:: DIRECTIONS FOR THIS TASK ::
Pick out each line in these entries that contains the string "title".
** BEGIN GIVEN RECORDS **
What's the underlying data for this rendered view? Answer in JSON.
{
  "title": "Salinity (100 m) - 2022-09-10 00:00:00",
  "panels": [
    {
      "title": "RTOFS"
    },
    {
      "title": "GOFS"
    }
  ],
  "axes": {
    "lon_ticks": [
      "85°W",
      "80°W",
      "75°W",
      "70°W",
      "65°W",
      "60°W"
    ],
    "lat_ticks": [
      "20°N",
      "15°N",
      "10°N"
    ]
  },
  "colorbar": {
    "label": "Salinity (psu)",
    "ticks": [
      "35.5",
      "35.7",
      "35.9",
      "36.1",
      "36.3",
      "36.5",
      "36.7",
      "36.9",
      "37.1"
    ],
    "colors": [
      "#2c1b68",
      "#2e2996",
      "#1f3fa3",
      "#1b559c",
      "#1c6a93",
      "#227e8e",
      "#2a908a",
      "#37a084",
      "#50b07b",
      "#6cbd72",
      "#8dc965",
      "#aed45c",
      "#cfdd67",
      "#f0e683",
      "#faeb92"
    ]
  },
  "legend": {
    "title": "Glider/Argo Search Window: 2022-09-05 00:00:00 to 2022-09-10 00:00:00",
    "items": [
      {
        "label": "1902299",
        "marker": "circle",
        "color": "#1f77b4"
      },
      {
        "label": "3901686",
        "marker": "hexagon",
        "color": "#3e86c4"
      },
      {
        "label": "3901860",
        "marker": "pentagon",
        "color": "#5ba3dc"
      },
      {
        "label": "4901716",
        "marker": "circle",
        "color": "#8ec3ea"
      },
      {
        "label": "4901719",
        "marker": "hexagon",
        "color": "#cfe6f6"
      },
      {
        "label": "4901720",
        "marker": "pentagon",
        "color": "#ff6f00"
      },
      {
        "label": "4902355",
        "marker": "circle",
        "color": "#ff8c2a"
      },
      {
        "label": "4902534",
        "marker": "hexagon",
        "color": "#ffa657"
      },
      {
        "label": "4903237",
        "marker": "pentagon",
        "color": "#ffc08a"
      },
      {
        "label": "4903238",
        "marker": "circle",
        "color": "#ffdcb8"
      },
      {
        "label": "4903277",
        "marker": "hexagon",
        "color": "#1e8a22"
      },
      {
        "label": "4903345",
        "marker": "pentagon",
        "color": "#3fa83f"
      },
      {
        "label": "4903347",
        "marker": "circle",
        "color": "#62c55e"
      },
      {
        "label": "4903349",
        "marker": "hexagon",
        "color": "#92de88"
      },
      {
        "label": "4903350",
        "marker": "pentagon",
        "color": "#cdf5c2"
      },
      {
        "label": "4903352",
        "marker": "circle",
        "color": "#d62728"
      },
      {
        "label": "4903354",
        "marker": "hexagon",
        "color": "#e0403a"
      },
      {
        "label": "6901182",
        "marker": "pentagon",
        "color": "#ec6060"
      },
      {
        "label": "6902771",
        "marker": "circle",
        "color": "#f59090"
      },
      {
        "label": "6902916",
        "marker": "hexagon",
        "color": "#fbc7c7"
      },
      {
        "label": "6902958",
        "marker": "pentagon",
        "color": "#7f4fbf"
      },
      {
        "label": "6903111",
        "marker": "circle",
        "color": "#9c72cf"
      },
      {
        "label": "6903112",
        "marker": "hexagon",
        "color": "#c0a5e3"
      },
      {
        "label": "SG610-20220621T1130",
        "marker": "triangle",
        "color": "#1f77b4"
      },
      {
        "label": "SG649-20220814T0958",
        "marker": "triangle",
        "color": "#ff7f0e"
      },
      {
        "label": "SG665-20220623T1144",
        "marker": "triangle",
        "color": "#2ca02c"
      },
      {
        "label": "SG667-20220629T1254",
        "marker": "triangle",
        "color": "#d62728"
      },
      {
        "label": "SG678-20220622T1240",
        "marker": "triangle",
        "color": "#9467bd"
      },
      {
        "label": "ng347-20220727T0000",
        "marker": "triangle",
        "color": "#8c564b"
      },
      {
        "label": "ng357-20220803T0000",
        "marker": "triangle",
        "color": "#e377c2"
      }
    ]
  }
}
** END GIVEN RECORDS **
:: COMPLETE OUTPUT ::
  "title": "Salinity (100 m) - 2022-09-10 00:00:00",
      "title": "RTOFS"
      "title": "GOFS"
    "title": "Glider/Argo Search Window: 2022-09-05 00:00:00 to 2022-09-10 00:00:00",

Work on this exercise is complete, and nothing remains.